══ Materials provided ══
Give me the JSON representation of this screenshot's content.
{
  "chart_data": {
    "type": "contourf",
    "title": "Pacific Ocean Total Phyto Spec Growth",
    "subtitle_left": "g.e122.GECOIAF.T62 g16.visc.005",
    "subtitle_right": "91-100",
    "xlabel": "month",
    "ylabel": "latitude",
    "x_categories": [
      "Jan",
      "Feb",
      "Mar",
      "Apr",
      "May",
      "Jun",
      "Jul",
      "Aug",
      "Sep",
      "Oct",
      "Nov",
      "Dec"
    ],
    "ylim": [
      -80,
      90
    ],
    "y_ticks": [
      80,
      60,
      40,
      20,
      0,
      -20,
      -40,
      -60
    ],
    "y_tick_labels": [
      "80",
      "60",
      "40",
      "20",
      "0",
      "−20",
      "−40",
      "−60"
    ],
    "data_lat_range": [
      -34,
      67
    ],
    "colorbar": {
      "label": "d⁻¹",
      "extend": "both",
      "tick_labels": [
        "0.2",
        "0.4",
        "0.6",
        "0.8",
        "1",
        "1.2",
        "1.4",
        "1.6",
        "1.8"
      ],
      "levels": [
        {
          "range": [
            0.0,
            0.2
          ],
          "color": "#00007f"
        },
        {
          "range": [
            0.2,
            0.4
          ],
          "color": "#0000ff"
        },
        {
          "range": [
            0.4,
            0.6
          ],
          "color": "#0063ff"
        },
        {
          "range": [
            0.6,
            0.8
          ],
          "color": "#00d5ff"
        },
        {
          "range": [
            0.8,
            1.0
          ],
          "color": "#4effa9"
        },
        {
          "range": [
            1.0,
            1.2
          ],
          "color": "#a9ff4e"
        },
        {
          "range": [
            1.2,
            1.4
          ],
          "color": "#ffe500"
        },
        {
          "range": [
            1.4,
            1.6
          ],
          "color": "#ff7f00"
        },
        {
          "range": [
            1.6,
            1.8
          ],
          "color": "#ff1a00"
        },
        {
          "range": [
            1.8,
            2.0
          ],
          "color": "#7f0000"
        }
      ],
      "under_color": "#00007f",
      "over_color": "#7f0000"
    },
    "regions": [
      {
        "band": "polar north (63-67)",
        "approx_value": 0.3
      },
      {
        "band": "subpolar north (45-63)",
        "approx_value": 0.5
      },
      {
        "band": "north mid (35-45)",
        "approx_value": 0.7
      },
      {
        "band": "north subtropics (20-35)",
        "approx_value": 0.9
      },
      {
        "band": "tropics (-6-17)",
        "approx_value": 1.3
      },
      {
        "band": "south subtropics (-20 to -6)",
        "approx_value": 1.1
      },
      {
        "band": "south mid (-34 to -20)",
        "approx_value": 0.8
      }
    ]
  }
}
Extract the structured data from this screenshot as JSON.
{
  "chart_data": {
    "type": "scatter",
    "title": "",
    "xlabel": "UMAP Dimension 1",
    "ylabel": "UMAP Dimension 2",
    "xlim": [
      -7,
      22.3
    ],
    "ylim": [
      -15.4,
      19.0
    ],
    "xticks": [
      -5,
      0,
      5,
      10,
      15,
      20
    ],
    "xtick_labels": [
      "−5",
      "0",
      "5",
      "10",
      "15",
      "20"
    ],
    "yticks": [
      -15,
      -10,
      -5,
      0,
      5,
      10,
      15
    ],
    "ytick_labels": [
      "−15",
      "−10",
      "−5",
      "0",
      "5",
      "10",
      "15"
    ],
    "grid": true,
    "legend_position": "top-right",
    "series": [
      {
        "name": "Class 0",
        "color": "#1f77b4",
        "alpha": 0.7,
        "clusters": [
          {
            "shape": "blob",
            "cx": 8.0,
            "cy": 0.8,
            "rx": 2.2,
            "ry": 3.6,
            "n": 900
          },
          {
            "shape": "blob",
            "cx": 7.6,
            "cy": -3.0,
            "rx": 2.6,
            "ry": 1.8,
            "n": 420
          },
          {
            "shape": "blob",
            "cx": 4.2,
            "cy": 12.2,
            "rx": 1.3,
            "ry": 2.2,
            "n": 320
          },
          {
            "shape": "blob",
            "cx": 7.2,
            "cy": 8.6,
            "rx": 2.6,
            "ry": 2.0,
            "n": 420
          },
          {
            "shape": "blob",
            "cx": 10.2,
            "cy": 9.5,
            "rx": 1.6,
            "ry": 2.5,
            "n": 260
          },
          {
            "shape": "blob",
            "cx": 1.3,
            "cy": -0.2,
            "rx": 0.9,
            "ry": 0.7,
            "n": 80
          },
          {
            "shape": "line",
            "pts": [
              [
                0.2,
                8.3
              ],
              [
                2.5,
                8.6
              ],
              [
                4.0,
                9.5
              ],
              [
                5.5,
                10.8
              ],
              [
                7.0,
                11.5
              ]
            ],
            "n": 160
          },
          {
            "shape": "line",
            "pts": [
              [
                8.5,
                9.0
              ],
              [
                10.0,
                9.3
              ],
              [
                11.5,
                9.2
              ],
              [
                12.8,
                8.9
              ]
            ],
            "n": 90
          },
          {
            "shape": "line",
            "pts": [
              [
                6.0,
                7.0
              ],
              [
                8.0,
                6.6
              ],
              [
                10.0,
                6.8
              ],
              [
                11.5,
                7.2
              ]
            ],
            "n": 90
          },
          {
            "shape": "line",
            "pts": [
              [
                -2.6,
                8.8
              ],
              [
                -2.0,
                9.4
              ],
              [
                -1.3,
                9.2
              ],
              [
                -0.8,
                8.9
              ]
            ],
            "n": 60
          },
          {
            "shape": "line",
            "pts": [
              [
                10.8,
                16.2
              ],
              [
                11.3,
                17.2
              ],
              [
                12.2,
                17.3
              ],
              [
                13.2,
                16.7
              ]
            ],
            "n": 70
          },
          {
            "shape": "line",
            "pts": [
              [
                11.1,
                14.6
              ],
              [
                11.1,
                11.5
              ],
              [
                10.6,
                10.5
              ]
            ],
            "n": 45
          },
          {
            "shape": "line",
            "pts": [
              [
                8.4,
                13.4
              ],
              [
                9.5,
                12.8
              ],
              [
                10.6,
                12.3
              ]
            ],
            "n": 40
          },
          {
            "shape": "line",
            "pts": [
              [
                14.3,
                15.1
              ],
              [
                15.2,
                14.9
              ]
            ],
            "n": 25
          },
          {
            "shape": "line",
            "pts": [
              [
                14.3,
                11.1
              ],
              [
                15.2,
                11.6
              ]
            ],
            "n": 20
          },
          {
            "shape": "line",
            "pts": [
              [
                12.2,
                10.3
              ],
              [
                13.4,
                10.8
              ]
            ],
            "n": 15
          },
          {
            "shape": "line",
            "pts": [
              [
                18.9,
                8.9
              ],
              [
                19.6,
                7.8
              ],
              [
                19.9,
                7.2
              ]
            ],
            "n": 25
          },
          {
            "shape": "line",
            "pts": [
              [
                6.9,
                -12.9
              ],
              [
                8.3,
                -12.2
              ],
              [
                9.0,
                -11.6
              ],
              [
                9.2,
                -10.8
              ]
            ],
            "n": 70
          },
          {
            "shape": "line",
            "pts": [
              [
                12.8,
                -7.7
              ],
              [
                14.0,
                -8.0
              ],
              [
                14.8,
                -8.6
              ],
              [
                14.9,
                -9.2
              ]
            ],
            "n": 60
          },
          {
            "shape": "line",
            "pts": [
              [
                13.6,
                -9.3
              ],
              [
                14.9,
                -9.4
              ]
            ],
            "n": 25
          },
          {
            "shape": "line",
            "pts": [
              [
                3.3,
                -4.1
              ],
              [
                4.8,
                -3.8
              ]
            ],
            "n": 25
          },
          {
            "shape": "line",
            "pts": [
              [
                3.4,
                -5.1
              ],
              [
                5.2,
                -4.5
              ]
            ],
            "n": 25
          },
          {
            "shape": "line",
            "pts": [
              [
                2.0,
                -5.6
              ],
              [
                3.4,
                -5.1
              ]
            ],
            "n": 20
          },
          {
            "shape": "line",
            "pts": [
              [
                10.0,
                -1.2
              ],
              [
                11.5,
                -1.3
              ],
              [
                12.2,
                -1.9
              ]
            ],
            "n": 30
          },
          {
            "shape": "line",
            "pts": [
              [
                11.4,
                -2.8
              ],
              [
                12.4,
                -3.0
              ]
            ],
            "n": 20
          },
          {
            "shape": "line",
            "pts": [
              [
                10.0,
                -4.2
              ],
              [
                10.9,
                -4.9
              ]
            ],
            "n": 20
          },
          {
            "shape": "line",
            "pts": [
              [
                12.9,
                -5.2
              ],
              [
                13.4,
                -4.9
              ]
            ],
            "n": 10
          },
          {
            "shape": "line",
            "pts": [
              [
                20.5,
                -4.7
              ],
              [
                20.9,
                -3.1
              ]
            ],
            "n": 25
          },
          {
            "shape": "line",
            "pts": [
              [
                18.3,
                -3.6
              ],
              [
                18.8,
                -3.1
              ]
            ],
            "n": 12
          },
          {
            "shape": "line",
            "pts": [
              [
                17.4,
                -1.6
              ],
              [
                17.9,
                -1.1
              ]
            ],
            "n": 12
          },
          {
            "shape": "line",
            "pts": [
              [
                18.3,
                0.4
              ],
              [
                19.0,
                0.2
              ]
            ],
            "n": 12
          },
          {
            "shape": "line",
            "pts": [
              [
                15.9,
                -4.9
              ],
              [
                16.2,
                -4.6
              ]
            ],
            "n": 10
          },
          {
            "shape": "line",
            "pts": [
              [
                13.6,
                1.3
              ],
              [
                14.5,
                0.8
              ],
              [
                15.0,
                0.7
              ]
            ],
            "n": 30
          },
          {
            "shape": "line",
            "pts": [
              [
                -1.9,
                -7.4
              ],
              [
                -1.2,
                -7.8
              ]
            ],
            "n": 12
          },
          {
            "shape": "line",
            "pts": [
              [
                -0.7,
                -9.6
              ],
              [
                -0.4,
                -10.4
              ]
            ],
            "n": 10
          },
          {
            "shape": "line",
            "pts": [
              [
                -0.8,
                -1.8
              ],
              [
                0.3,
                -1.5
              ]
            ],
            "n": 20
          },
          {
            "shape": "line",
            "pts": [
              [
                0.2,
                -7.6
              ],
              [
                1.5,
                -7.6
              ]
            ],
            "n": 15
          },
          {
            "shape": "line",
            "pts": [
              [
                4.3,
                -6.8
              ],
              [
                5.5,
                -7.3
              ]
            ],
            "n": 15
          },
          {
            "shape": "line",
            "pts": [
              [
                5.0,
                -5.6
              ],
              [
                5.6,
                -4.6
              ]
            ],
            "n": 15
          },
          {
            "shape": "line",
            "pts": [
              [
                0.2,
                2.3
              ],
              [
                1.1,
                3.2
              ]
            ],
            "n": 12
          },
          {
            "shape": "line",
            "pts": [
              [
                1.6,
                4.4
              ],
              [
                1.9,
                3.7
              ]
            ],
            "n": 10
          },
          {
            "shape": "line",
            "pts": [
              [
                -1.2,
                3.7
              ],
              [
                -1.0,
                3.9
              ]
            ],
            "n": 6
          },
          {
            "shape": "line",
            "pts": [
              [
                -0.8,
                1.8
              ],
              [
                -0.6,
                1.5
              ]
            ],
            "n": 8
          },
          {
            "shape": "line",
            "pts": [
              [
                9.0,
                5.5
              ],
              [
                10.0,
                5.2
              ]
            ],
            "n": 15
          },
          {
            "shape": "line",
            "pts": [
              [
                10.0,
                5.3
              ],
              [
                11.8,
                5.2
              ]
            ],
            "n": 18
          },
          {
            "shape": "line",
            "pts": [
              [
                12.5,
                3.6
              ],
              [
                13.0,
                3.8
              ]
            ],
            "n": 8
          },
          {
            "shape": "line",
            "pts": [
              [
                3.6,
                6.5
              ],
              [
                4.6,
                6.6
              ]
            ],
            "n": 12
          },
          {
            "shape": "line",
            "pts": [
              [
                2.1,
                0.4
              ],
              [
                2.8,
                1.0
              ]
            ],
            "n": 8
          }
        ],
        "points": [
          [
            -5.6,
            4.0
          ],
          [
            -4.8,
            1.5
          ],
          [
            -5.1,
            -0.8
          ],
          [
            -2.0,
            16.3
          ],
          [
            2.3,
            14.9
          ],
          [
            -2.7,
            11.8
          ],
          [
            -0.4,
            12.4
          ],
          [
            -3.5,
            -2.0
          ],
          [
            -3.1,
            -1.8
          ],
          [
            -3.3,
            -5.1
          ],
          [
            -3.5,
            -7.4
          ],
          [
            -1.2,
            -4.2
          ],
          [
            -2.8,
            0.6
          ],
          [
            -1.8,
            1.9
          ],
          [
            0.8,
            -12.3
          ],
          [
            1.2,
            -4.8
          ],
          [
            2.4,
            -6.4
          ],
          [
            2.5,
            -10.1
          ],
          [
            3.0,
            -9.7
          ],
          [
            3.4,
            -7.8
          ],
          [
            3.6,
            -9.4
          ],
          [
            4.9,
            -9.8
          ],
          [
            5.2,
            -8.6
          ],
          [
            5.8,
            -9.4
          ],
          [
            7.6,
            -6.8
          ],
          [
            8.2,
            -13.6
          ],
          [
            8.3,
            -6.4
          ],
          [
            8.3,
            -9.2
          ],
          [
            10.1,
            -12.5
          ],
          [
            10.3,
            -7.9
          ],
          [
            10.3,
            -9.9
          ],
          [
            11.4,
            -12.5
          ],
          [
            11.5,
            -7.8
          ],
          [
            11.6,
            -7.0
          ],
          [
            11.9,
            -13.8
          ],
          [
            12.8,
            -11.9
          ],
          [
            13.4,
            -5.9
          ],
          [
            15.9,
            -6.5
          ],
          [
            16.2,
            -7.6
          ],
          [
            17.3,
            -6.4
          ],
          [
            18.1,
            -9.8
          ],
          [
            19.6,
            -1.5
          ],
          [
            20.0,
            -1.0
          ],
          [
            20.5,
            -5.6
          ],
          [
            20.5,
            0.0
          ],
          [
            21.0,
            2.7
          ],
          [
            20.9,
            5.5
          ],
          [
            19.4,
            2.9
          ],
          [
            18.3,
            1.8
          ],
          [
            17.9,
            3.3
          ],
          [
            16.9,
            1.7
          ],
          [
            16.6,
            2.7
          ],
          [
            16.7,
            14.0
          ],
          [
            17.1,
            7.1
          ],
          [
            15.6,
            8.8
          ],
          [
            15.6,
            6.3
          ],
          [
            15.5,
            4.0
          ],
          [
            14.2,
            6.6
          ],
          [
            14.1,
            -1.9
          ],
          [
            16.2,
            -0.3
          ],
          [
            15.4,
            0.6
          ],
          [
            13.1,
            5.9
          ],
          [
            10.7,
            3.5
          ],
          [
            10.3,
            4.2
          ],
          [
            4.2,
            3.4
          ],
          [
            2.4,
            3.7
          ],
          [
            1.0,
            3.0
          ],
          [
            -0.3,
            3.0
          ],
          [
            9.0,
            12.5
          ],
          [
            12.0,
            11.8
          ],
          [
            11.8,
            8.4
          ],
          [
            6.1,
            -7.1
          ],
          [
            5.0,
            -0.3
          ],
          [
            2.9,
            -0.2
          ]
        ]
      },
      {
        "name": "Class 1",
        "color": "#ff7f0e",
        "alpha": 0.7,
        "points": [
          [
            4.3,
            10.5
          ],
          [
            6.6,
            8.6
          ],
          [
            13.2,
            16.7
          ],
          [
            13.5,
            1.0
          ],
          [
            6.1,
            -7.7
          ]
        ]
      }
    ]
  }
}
═══
## Objective
Give only the number of lines in the data that hold the word "Dimension".

## Result for this exercise
2